Meanwhile, Larson's complicated but eminently comprehensible scenario spins out no fewer than three parallel story lines. Roger's ex-roommate Tom Collins, mugged on Christmas Eve, is befriended by the aptly named Angel Schunard, a drag queen with a heart bigger than New York City; by the end of the night, they've figured out that they're a couple, and Collins goes on to see Angel through his final battle with AIDS. Maureen, ex-girlfriend of Roger's current roommate Mark, is now involved with an activist lawyer named Joanne; their on-again, off-again romance generates significant fireworks and not a little of Rent's humor.
And then there's Mark himself, a wannabe filmmaker, a product of affluent suburban America trying to make art in Bohemia and searching, often vainly, for life experiences to feed it; he's clearly Larson's surrogate in the story and its engine, and his journey to finding himself defines Rent's arc and climaxes in its life-affirming ending, as he turns his camera on everyone in the theatre as the company reprises "No Day But Today" with inspirational fervor. It's Mark who extols "La Vie Boheme," a link not only to Larson's source material (the Puccini opera) but to the artistic spirit that underlies, energizes, and informs every minute of the musical, and wraps all of Rent's disparate themes into a (relatively) neat package: "To being an us—for once— / Instead of a them"; and later
To people living with, living with, living with
Not dying from disease
Let he among us without sin
Be the first to condemn
La Vie Boheme....The opposite of war isn't peace...

• _PROBLEM 1_
Copy the passage on Rent from "Meanwhile, Larson's complicated" to "of Rent's humor.".
• _PROBLEM 2_
Answer these questions using the passage on Rent.
(a) Which character is mugged on Christmas Eve?
(b) What is the profession of Joanne, Maureen's new partner?
(c) Which song does the company reprise at the end of the musical?
• _PROBLEM 3_
Translate this sentence from the passage on Rent into Spanish: "Meanwhile, Larson's complicated but eminently comprehensible scenario spins out no fewer than three parallel story lines."
The entries that follow have no connection to the passage on Rent.

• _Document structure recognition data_
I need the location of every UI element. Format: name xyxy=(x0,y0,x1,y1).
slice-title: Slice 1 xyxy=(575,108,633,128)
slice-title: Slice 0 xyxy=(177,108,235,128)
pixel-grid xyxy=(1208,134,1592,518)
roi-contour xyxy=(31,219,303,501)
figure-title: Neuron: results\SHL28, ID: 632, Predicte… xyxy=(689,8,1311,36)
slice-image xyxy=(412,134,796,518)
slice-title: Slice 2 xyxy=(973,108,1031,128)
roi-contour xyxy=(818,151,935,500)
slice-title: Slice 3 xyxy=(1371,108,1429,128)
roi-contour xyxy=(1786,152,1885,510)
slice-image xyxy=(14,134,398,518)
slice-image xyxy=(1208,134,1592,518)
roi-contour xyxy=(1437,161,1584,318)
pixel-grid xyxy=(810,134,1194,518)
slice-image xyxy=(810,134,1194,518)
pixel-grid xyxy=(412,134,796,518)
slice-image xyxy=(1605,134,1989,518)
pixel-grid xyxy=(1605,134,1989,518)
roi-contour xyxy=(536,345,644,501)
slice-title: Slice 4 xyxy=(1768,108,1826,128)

• _TASK SOLUTION 1_
Meanwhile, Larson's complicated but eminently comprehensible scenario spins out no fewer than three parallel story lines. Roger's ex-roommate Tom Collins, mugged on Christmas Eve, is befriended by the aptly named Angel Schunard, a drag queen with a heart bigger than New York City; by the end of the night, they've figured out that they're a couple, and Collins goes on to see Angel through his final battle with AIDS. Maureen, ex-girlfriend of Roger's current roommate Mark, is now involved with an activist lawyer named Joanne; their on-again, off-again romance generates significant fireworks and not a little of Rent's humor.

• _TASK SOLUTION 2_
(a) Tom Collins, Roger's ex-roommate.
(b) She is an activist lawyer.
(c) "No Day But Today."

• _TASK SOLUTION 3_
Mientras tanto, el complicado pero sumamente comprensible argumento de Larson despliega nada menos que tres líneas argumentales paralelas.